--- START OF Material shown ---

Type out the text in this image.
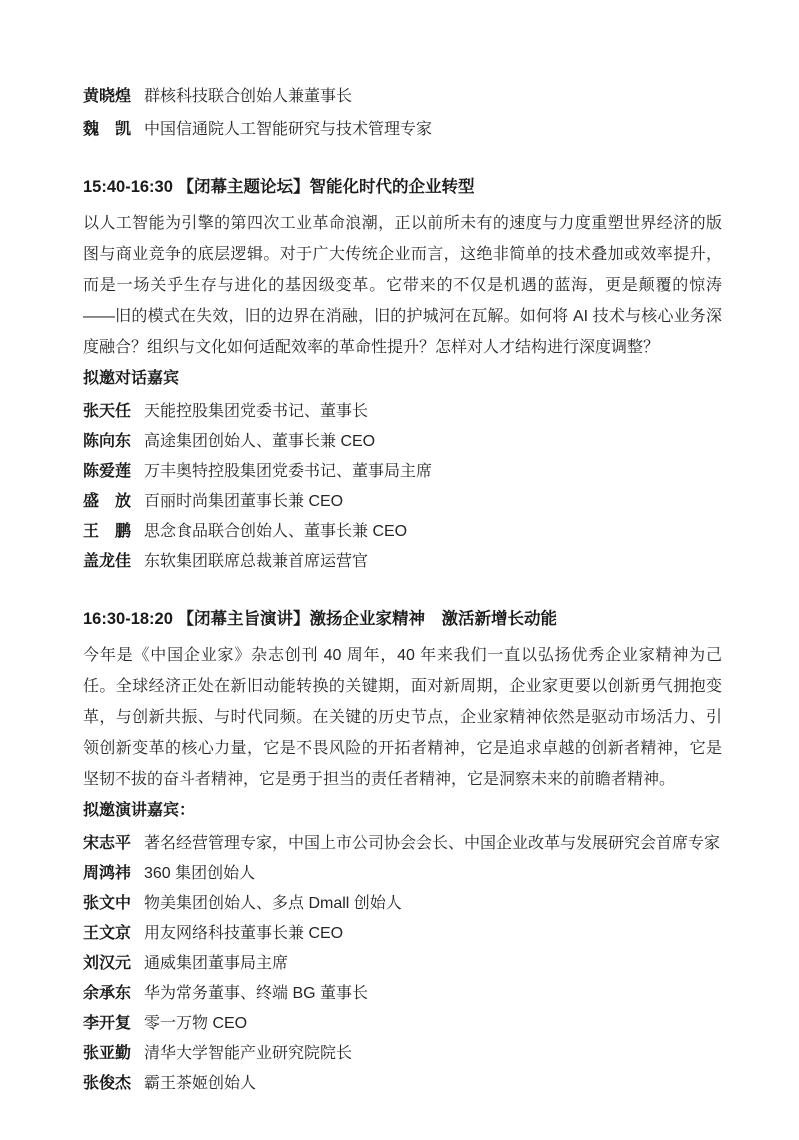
黄晓煌 群核科技联合创始人兼董事长
魏　凯 中国信通院人工智能研究与技术管理专家
15:40-16:30 【闭幕主题论坛】智能化时代的企业转型
以人工智能为引擎的第四次工业革命浪潮，正以前所未有的速度与力度重塑世界经济的版图与商业竞争的底层逻辑。对于广大传统企业而言，这绝非简单的技术叠加或效率提升，而是一场关乎生存与进化的基因级变革。它带来的不仅是机遇的蓝海，更是颠覆的惊涛——旧的模式在失效，旧的边界在消融，旧的护城河在瓦解。如何将 AI 技术与核心业务深度融合？组织与文化如何适配效率的革命性提升？怎样对人才结构进行深度调整？
拟邀对话嘉宾
张天任 天能控股集团党委书记、董事长
陈向东 高途集团创始人、董事长兼 CEO
陈爱莲 万丰奥特控股集团党委书记、董事局主席
盛　放 百丽时尚集团董事长兼 CEO
王　鹏 思念食品联合创始人、董事长兼 CEO
盖龙佳 东软集团联席总裁兼首席运营官
16:30-18:20 【闭幕主旨演讲】激扬企业家精神　激活新增长动能
今年是《中国企业家》杂志创刊 40 周年，40 年来我们一直以弘扬优秀企业家精神为己任。全球经济正处在新旧动能转换的关键期，面对新周期，企业家更要以创新勇气拥抱变革，与创新共振、与时代同频。在关键的历史节点，企业家精神依然是驱动市场活力、引领创新变革的核心力量，它是不畏风险的开拓者精神，它是追求卓越的创新者精神，它是坚韧不拔的奋斗者精神，它是勇于担当的责任者精神，它是洞察未来的前瞻者精神。
拟邀演讲嘉宾：
宋志平 著名经营管理专家，中国上市公司协会会长、中国企业改革与发展研究会首席专家
周鸿祎 360 集团创始人
张文中 物美集团创始人、多点 Dmall 创始人
王文京 用友网络科技董事长兼 CEO
刘汉元 通威集团董事局主席
余承东 华为常务董事、终端 BG 董事长
李开复 零一万物 CEO
张亚勤 清华大学智能产业研究院院长
张俊杰 霸王茶姬创始人
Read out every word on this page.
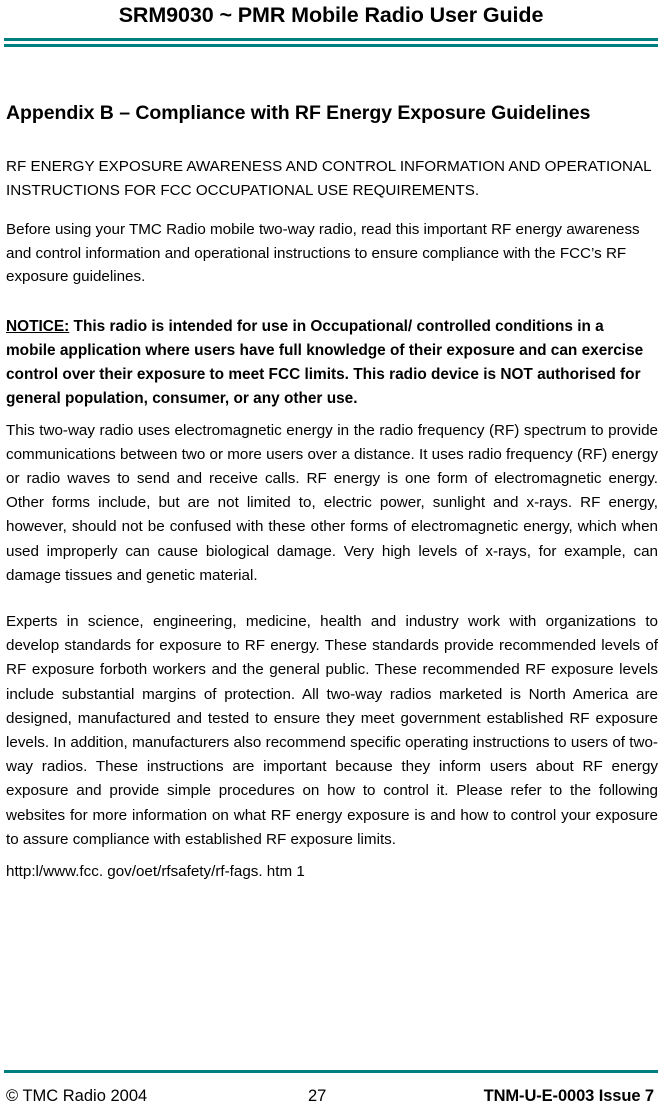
SRM9030 ~ PMR Mobile Radio User Guide
Appendix B – Compliance with RF Energy Exposure Guidelines

RF ENERGY EXPOSURE AWARENESS AND CONTROL INFORMATION AND OPERATIONAL INSTRUCTIONS FOR FCC OCCUPATIONAL USE REQUIREMENTS.

Before using your TMC Radio mobile two-way radio, read this important RF energy awareness and control information and operational instructions to ensure compliance with the FCC’s RF exposure guidelines.

NOTICE: This radio is intended for use in Occupational/ controlled conditions in a mobile application where users have full knowledge of their exposure and can exercise control over their exposure to meet FCC limits. This radio device is NOT authorised for general population, consumer, or any other use.

This two-way radio uses electromagnetic energy in the radio frequency (RF) spectrum to provide communications between two or more users over a distance. It uses radio frequency (RF) energy or radio waves to send and receive calls. RF energy is one form of electromagnetic energy. Other forms include, but are not limited to, electric power, sunlight and x-rays. RF energy, however, should not be confused with these other forms of electromagnetic energy, which when used improperly can cause biological damage. Very high levels of x-rays, for example, can damage tissues and genetic material.

Experts in science, engineering, medicine, health and industry work with organizations to develop standards for exposure to RF energy. These standards provide recommended levels of RF exposure forboth workers and the general public. These recommended RF exposure levels include substantial margins of protection. All two-way radios marketed is North America are designed, manufactured and tested to ensure they meet government established RF exposure levels. In addition, manufacturers also recommend specific operating instructions to users of two-way radios. These instructions are important because they inform users about RF energy exposure and provide simple procedures on how to control it. Please refer to the following websites for more information on what RF energy exposure is and how to control your exposure to assure compliance with established RF exposure limits.

http:l/www.fcc. gov/oet/rfsafety/rf-fags. htm 1

© TMC Radio 2004	27	TNM-U-E-0003 Issue 7
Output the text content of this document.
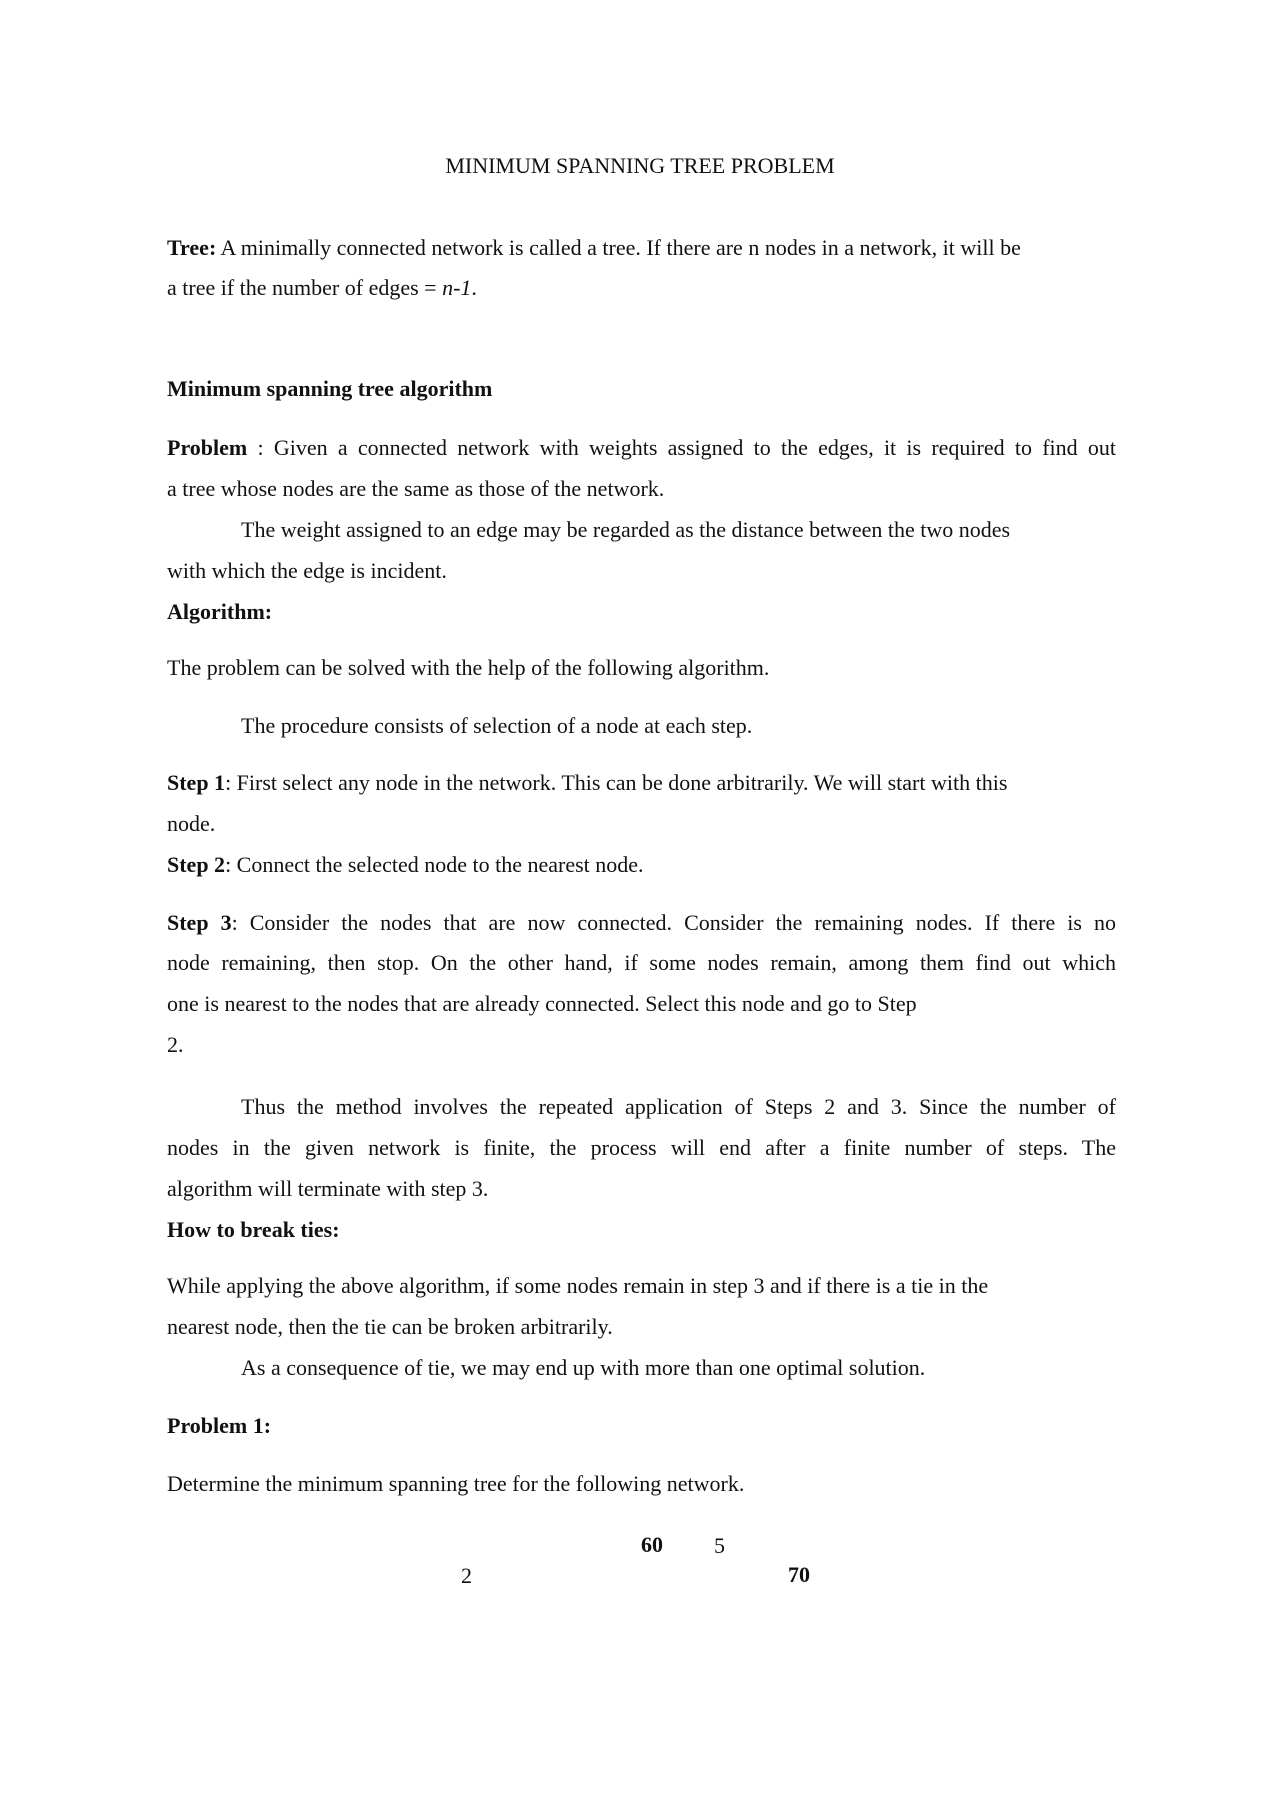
MINIMUM SPANNING TREE PROBLEM
Tree: A minimally connected network is called a tree. If there are n nodes in a network, it will be
a tree if the number of edges = n-1.
Minimum spanning tree algorithm
Problem : Given a connected network with weights assigned to the edges, it is required to find out
a tree whose nodes are the same as those of the network.
The weight assigned to an edge may be regarded as the distance between the two nodes
with which the edge is incident.
Algorithm:
The problem can be solved with the help of the following algorithm.
The procedure consists of selection of a node at each step.
Step 1: First select any node in the network. This can be done arbitrarily. We will start with this
node.
Step 2: Connect the selected node to the nearest node.
Step 3: Consider the nodes that are now connected. Consider the remaining nodes. If there is no
node remaining, then stop. On the other hand, if some nodes remain, among them find out which
one is nearest to the nodes that are already connected. Select this node and go to Step
2.
Thus the method involves the repeated application of Steps 2 and 3. Since the number of
nodes in the given network is finite, the process will end after a finite number of steps. The
algorithm will terminate with step 3.
How to break ties:
While applying the above algorithm, if some nodes remain in step 3 and if there is a tie in the
nearest node, then the tie can be broken arbitrarily.
As a consequence of tie, we may end up with more than one optimal solution.
Problem 1:
Determine the minimum spanning tree for the following network.
60 5
2	70
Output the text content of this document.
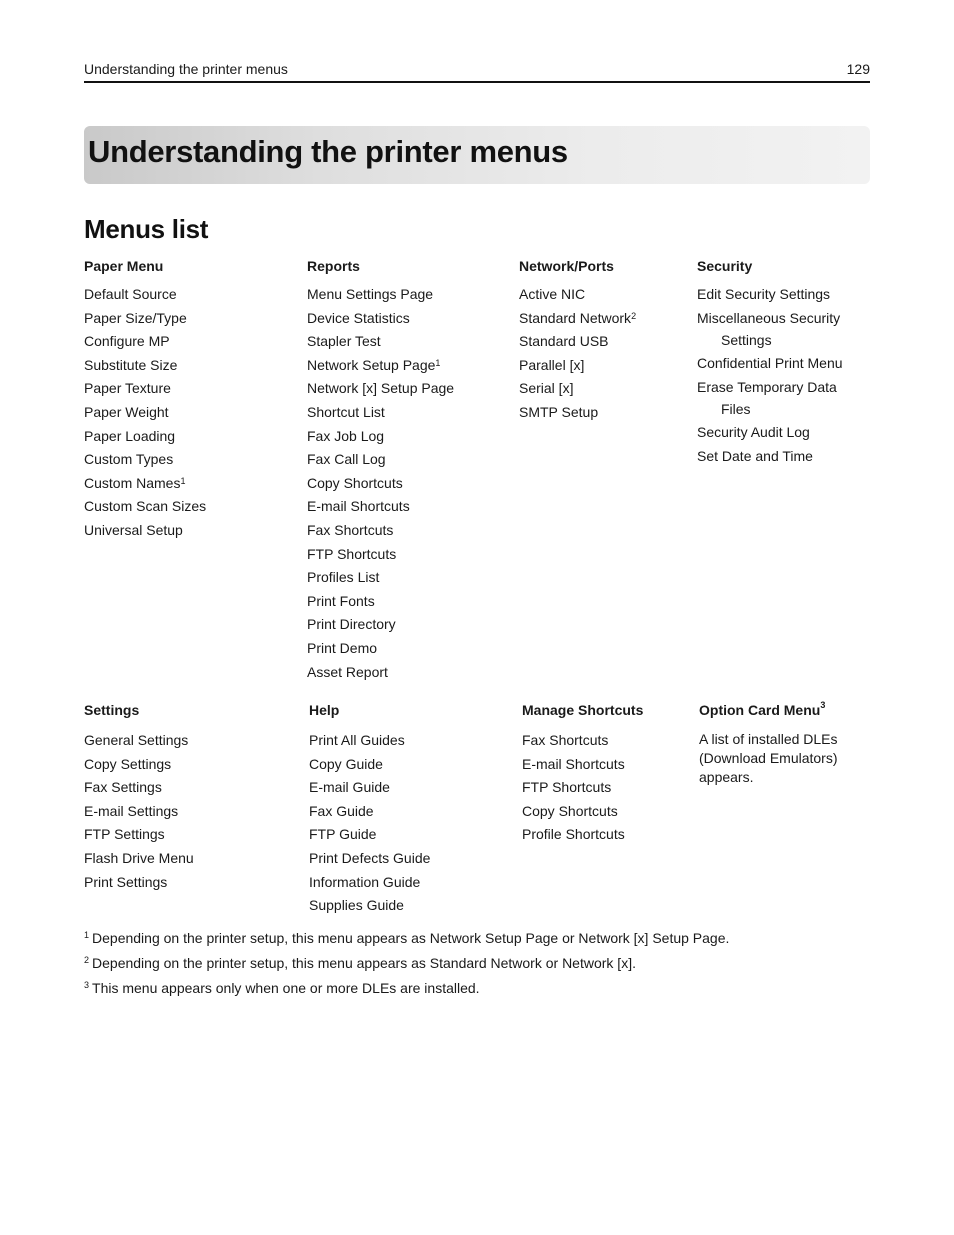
Understanding the printer menus	129
Understanding the printer menus
Menus list
Paper Menu
Default Source
Paper Size/Type
Configure MP
Substitute Size
Paper Texture
Paper Weight
Paper Loading
Custom Types
Custom Names$^1$
Custom Scan Sizes
Universal Setup
Reports
Menu Settings Page
Device Statistics
Stapler Test
Network Setup Page$^1$
Network [x] Setup Page
Shortcut List
Fax Job Log
Fax Call Log
Copy Shortcuts
E-mail Shortcuts
Fax Shortcuts
FTP Shortcuts
Profiles List
Print Fonts
Print Directory
Print Demo
Asset Report
Network/Ports
Active NIC
Standard Network$^2$
Standard USB
Parallel [x]
Serial [x]
SMTP Setup
Security
Edit Security Settings
Miscellaneous Security
Settings
Confidential Print Menu
Erase Temporary Data
Files
Security Audit Log
Set Date and Time
Settings
General Settings
Copy Settings
Fax Settings
E-mail Settings
FTP Settings
Flash Drive Menu
Print Settings
Help
Print All Guides
Copy Guide
E-mail Guide
Fax Guide
FTP Guide
Print Defects Guide
Information Guide
Supplies Guide
Manage Shortcuts
Fax Shortcuts
E-mail Shortcuts
FTP Shortcuts
Copy Shortcuts
Profile Shortcuts
Option Card Menu$^3$
A list of installed DLEs (Download Emulators) appears.

$^1$ Depending on the printer setup, this menu appears as Network Setup Page or Network [x] Setup Page.

$^2$ Depending on the printer setup, this menu appears as Standard Network or Network [x].

$^3$ This menu appears only when one or more DLEs are installed.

--- END OF Material shown ---

Check all the records above and select each line where the string "Security" is found.

Reply to the exercise:
Security
Edit Security Settings
Miscellaneous Security
Security Audit Log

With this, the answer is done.